_Directive_.
Pick out all lines of the entries that include the word "参加人员" and copy them.

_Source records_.
* * * * *

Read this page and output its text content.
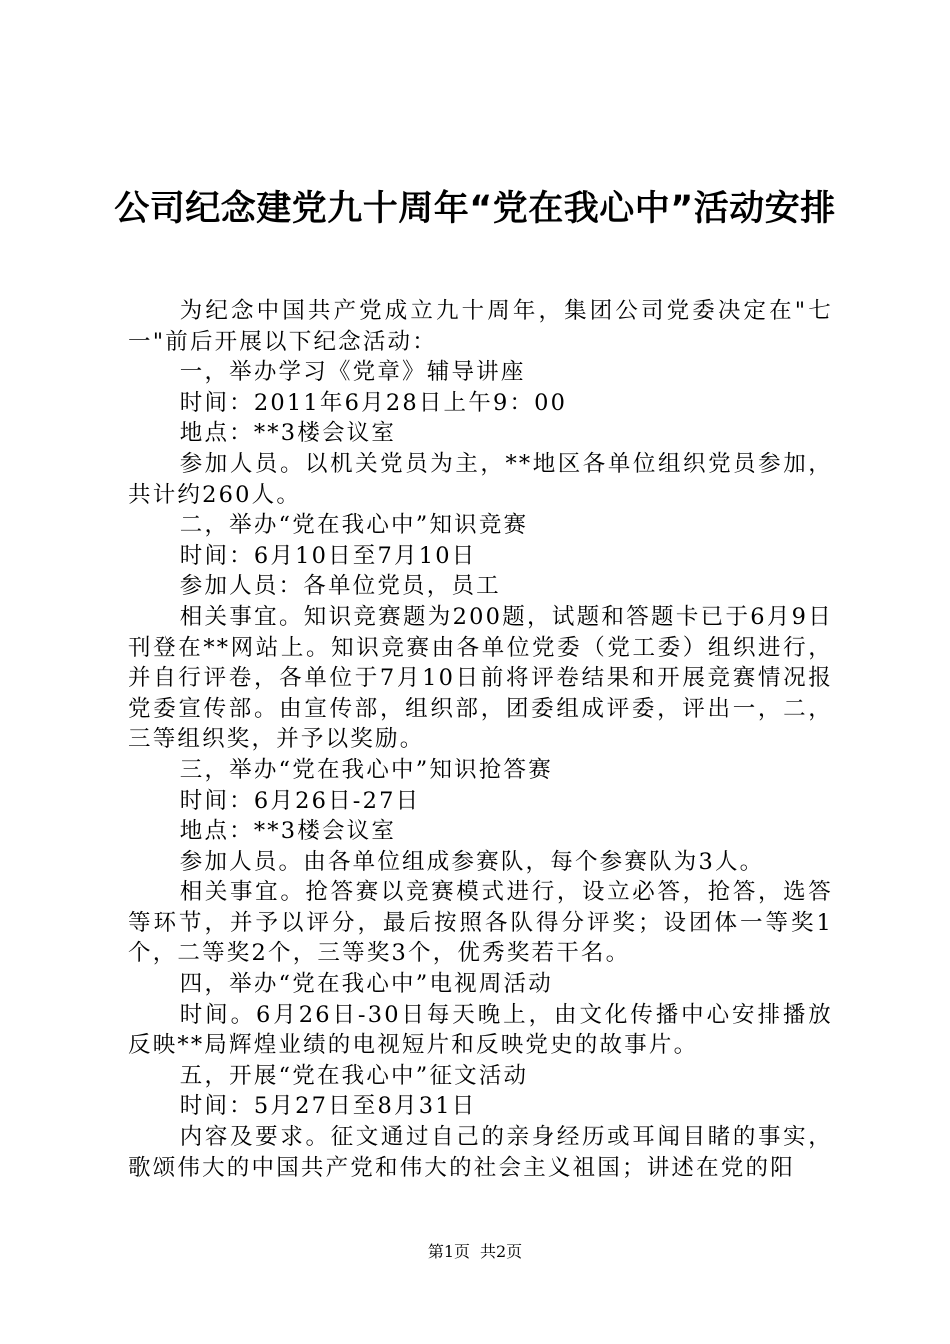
公司纪念建党九十周年“党在我心中”活动安排

为纪念中国共产党成立九十周年，集团公司党委决定在"七一"前后开展以下纪念活动：

一，举办学习《党章》辅导讲座

时间：2011年6月28日上午9：00

地点：**3楼会议室

参加人员。以机关党员为主，**地区各单位组织党员参加，共计约260人。

二，举办“党在我心中”知识竞赛

时间：6月10日至7月10日

参加人员：各单位党员，员工

相关事宜。知识竞赛题为200题，试题和答题卡已于6月9日刊登在**网站上。知识竞赛由各单位党委（党工委）组织进行，并自行评卷，各单位于7月10日前将评卷结果和开展竞赛情况报党委宣传部。由宣传部，组织部，团委组成评委，评出一，二，三等组织奖，并予以奖励。

三，举办“党在我心中”知识抢答赛

时间：6月26日-27日

地点：**3楼会议室

参加人员。由各单位组成参赛队，每个参赛队为3人。

相关事宜。抢答赛以竞赛模式进行，设立必答，抢答，选答等环节，并予以评分，最后按照各队得分评奖；设团体一等奖1个，二等奖2个，三等奖3个，优秀奖若干名。

四，举办“党在我心中”电视周活动

时间。6月26日-30日每天晚上，由文化传播中心安排播放反映**局辉煌业绩的电视短片和反映党史的故事片。

五，开展“党在我心中”征文活动

时间：5月27日至8月31日

内容及要求。征文通过自己的亲身经历或耳闻目睹的事实，歌颂伟大的中国共产党和伟大的社会主义祖国；讲述在党的阳

第1页 共2页
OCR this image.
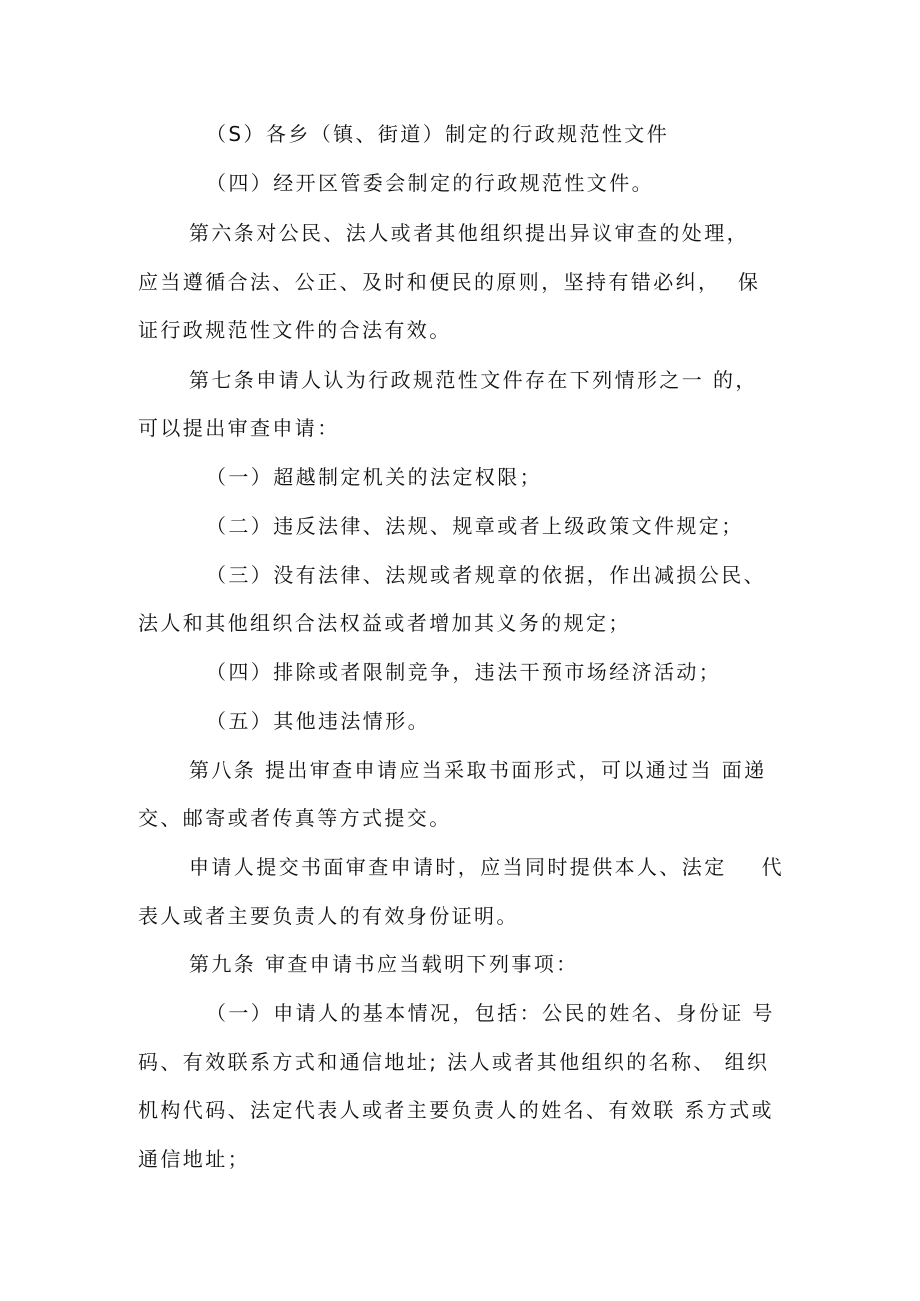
（S）各乡（镇、街道）制定的行政规范性文件
（四）经开区管委会制定的行政规范性文件。
第六条对公民、法人或者其他组织提出异议审查的处理，
应当遵循合法、公正、及时和便民的原则，坚持有错必纠，  保
证行政规范性文件的合法有效。
第七条申请人认为行政规范性文件存在下列情形之一 的，
可以提出审查申请：
（一）超越制定机关的法定权限；
（二）违反法律、法规、规章或者上级政策文件规定；
（三）没有法律、法规或者规章的依据，作出减损公民、
法人和其他组织合法权益或者增加其义务的规定；
（四）排除或者限制竞争，违法干预市场经济活动；
（五）其他违法情形。
第八条 提出审查申请应当采取书面形式，可以通过当 面递
交、邮寄或者传真等方式提交。
申请人提交书面审查申请时，应当同时提供本人、法定    代
表人或者主要负责人的有效身份证明。
第九条 审查申请书应当载明下列事项：
（一）申请人的基本情况，包括：公民的姓名、身份证 号
码、有效联系方式和通信地址; 法人或者其他组织的名称、 组织
机构代码、法定代表人或者主要负责人的姓名、有效联 系方式或
通信地址；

* * * * *

_Reply_.
参加人员。以机关党员为主，**地区各单位组织党员参加，共计约260人。
参加人员：各单位党员，员工
参加人员。由各单位组成参赛队，每个参赛队为3人。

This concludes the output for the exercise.